◆ Stated problem
Print all the records exactly, please.

◆ Data for processing
++++++++++++++++++++
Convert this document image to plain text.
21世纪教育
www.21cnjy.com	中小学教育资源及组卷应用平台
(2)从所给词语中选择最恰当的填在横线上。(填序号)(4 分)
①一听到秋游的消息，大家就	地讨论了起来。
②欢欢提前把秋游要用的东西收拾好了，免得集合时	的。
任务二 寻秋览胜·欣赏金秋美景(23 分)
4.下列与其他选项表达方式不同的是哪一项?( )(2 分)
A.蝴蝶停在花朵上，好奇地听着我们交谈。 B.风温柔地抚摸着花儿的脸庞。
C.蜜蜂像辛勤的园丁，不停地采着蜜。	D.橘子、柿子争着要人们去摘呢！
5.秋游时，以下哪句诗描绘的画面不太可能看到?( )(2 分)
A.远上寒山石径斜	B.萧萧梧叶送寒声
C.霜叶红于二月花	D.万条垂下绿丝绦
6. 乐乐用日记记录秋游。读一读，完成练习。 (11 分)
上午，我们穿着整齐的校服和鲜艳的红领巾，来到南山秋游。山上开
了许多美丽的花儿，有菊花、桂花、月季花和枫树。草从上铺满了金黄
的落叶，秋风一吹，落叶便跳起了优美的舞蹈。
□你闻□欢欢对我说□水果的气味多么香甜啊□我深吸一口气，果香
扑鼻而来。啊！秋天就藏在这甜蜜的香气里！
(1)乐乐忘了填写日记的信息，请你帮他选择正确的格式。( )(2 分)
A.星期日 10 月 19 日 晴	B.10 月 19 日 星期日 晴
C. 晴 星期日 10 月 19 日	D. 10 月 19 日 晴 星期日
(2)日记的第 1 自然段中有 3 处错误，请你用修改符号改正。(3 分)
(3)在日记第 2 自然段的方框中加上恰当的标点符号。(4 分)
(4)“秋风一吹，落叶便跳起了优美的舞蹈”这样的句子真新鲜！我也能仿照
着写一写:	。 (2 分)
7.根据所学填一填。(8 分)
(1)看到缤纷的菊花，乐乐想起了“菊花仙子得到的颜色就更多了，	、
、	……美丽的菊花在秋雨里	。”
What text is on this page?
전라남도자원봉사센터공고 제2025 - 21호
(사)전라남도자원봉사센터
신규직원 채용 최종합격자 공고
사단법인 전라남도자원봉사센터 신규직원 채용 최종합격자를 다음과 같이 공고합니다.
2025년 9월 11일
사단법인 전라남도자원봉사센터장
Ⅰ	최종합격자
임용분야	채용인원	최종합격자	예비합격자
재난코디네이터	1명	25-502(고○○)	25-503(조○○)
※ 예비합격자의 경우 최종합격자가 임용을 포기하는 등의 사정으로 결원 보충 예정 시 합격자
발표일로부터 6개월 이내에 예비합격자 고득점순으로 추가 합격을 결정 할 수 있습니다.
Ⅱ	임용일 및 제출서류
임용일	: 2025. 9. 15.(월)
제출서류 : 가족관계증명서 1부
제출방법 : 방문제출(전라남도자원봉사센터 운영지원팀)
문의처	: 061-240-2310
++++++++++++++++++++
◆ Right answer
Convert this document image to plain text.
21世纪教育
www.21cnjy.com	中小学教育资源及组卷应用平台
(2)从所给词语中选择最恰当的填在横线上。(填序号)(4 分)
①一听到秋游的消息，大家就	地讨论了起来。
②欢欢提前把秋游要用的东西收拾好了，免得集合时	的。
任务二 寻秋览胜·欣赏金秋美景(23 分)
4.下列与其他选项表达方式不同的是哪一项?( )(2 分)
A.蝴蝶停在花朵上，好奇地听着我们交谈。 B.风温柔地抚摸着花儿的脸庞。
C.蜜蜂像辛勤的园丁，不停地采着蜜。	D.橘子、柿子争着要人们去摘呢！
5.秋游时，以下哪句诗描绘的画面不太可能看到?( )(2 分)
A.远上寒山石径斜	B.萧萧梧叶送寒声
C.霜叶红于二月花	D.万条垂下绿丝绦
6. 乐乐用日记记录秋游。读一读，完成练习。 (11 分)
上午，我们穿着整齐的校服和鲜艳的红领巾，来到南山秋游。山上开
了许多美丽的花儿，有菊花、桂花、月季花和枫树。草从上铺满了金黄
的落叶，秋风一吹，落叶便跳起了优美的舞蹈。
□你闻□欢欢对我说□水果的气味多么香甜啊□我深吸一口气，果香
扑鼻而来。啊！秋天就藏在这甜蜜的香气里！
(1)乐乐忘了填写日记的信息，请你帮他选择正确的格式。( )(2 分)
A.星期日 10 月 19 日 晴	B.10 月 19 日 星期日 晴
C. 晴 星期日 10 月 19 日	D. 10 月 19 日 晴 星期日
(2)日记的第 1 自然段中有 3 处错误，请你用修改符号改正。(3 分)
(3)在日记第 2 自然段的方框中加上恰当的标点符号。(4 分)
(4)“秋风一吹，落叶便跳起了优美的舞蹈”这样的句子真新鲜！我也能仿照
着写一写:	。 (2 分)
7.根据所学填一填。(8 分)
(1)看到缤纷的菊花，乐乐想起了“菊花仙子得到的颜色就更多了，	、
、	……美丽的菊花在秋雨里	。”
What text is on this page?
전라남도자원봉사센터공고 제2025 - 21호
(사)전라남도자원봉사센터
신규직원 채용 최종합격자 공고
사단법인 전라남도자원봉사센터 신규직원 채용 최종합격자를 다음과 같이 공고합니다.
2025년 9월 11일
사단법인 전라남도자원봉사센터장
Ⅰ	최종합격자
임용분야	채용인원	최종합격자	예비합격자
재난코디네이터	1명	25-502(고○○)	25-503(조○○)
※ 예비합격자의 경우 최종합격자가 임용을 포기하는 등의 사정으로 결원 보충 예정 시 합격자
발표일로부터 6개월 이내에 예비합격자 고득점순으로 추가 합격을 결정 할 수 있습니다.
Ⅱ	임용일 및 제출서류
임용일	: 2025. 9. 15.(월)
제출서류 : 가족관계증명서 1부
제출방법 : 방문제출(전라남도자원봉사센터 운영지원팀)
문의처	: 061-240-2310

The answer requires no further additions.